+++ DATA RECORDS
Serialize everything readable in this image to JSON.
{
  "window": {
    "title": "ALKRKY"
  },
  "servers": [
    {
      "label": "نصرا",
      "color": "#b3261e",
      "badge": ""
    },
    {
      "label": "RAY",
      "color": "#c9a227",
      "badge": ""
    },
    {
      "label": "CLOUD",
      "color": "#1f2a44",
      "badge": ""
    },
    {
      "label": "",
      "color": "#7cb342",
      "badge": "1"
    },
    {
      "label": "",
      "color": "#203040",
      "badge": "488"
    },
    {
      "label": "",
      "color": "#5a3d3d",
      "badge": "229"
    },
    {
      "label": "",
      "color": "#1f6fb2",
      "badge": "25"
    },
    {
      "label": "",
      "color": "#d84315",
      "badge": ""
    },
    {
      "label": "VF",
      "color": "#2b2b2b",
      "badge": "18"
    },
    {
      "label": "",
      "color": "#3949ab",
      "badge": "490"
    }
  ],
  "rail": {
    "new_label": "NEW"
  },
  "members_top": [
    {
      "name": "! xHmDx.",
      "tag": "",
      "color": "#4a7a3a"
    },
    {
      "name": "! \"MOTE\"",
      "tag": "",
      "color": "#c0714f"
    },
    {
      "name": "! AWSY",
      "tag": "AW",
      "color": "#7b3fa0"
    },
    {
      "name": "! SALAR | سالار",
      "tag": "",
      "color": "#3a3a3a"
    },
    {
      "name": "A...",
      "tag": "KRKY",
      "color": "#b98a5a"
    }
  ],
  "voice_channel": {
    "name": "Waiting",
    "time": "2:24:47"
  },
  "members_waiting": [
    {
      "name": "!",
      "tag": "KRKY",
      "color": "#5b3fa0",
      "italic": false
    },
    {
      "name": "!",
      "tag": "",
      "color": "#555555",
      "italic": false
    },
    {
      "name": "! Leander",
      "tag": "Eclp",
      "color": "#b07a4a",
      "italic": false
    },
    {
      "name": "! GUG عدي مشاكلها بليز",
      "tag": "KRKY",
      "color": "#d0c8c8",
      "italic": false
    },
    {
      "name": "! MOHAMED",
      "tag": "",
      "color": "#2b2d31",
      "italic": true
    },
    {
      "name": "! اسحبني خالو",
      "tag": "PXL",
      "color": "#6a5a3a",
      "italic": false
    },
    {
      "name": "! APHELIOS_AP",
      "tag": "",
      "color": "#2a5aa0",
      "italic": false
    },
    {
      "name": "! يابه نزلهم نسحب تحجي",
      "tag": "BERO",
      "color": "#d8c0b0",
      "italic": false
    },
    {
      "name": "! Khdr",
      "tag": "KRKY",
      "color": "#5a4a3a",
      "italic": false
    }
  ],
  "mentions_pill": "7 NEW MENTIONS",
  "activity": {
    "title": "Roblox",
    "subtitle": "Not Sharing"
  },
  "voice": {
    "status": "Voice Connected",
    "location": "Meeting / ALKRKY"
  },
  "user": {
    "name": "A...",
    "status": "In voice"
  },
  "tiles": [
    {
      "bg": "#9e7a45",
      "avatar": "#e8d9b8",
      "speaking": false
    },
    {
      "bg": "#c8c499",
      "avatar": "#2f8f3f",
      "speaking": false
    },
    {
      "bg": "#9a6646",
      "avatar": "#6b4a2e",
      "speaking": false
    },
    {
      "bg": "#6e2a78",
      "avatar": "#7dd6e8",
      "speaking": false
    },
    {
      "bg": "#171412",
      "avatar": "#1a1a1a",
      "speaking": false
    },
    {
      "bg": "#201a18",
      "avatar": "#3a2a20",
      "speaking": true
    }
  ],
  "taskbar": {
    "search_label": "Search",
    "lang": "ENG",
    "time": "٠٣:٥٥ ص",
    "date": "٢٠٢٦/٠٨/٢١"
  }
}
++++++
--- WRITTEN EXERCISE ---
Reproduce the material exactly, with every line intact.

--- SOLUTION TO THE PROBLEM ---
Serialize everything readable in this image to JSON.
{
  "window": {
    "title": "ALKRKY"
  },
  "servers": [
    {
      "label": "نصرا",
      "color": "#b3261e",
      "badge": ""
    },
    {
      "label": "RAY",
      "color": "#c9a227",
      "badge": ""
    },
    {
      "label": "CLOUD",
      "color": "#1f2a44",
      "badge": ""
    },
    {
      "label": "",
      "color": "#7cb342",
      "badge": "1"
    },
    {
      "label": "",
      "color": "#203040",
      "badge": "488"
    },
    {
      "label": "",
      "color": "#5a3d3d",
      "badge": "229"
    },
    {
      "label": "",
      "color": "#1f6fb2",
      "badge": "25"
    },
    {
      "label": "",
      "color": "#d84315",
      "badge": ""
    },
    {
      "label": "VF",
      "color": "#2b2b2b",
      "badge": "18"
    },
    {
      "label": "",
      "color": "#3949ab",
      "badge": "490"
    }
  ],
  "rail": {
    "new_label": "NEW"
  },
  "members_top": [
    {
      "name": "! xHmDx.",
      "tag": "",
      "color": "#4a7a3a"
    },
    {
      "name": "! \"MOTE\"",
      "tag": "",
      "color": "#c0714f"
    },
    {
      "name": "! AWSY",
      "tag": "AW",
      "color": "#7b3fa0"
    },
    {
      "name": "! SALAR | سالار",
      "tag": "",
      "color": "#3a3a3a"
    },
    {
      "name": "A...",
      "tag": "KRKY",
      "color": "#b98a5a"
    }
  ],
  "voice_channel": {
    "name": "Waiting",
    "time": "2:24:47"
  },
  "members_waiting": [
    {
      "name": "!",
      "tag": "KRKY",
      "color": "#5b3fa0",
      "italic": false
    },
    {
      "name": "!",
      "tag": "",
      "color": "#555555",
      "italic": false
    },
    {
      "name": "! Leander",
      "tag": "Eclp",
      "color": "#b07a4a",
      "italic": false
    },
    {
      "name": "! GUG عدي مشاكلها بليز",
      "tag": "KRKY",
      "color": "#d0c8c8",
      "italic": false
    },
    {
      "name": "! MOHAMED",
      "tag": "",
      "color": "#2b2d31",
      "italic": true
    },
    {
      "name": "! اسحبني خالو",
      "tag": "PXL",
      "color": "#6a5a3a",
      "italic": false
    },
    {
      "name": "! APHELIOS_AP",
      "tag": "",
      "color": "#2a5aa0",
      "italic": false
    },
    {
      "name": "! يابه نزلهم نسحب تحجي",
      "tag": "BERO",
      "color": "#d8c0b0",
      "italic": false
    },
    {
      "name": "! Khdr",
      "tag": "KRKY",
      "color": "#5a4a3a",
      "italic": false
    }
  ],
  "mentions_pill": "7 NEW MENTIONS",
  "activity": {
    "title": "Roblox",
    "subtitle": "Not Sharing"
  },
  "voice": {
    "status": "Voice Connected",
    "location": "Meeting / ALKRKY"
  },
  "user": {
    "name": "A...",
    "status": "In voice"
  },
  "tiles": [
    {
      "bg": "#9e7a45",
      "avatar": "#e8d9b8",
      "speaking": false
    },
    {
      "bg": "#c8c499",
      "avatar": "#2f8f3f",
      "speaking": false
    },
    {
      "bg": "#9a6646",
      "avatar": "#6b4a2e",
      "speaking": false
    },
    {
      "bg": "#6e2a78",
      "avatar": "#7dd6e8",
      "speaking": false
    },
    {
      "bg": "#171412",
      "avatar": "#1a1a1a",
      "speaking": false
    },
    {
      "bg": "#201a18",
      "avatar": "#3a2a20",
      "speaking": true
    }
  ],
  "taskbar": {
    "search_label": "Search",
    "lang": "ENG",
    "time": "٠٣:٥٥ ص",
    "date": "٢٠٢٦/٠٨/٢١"
  }
}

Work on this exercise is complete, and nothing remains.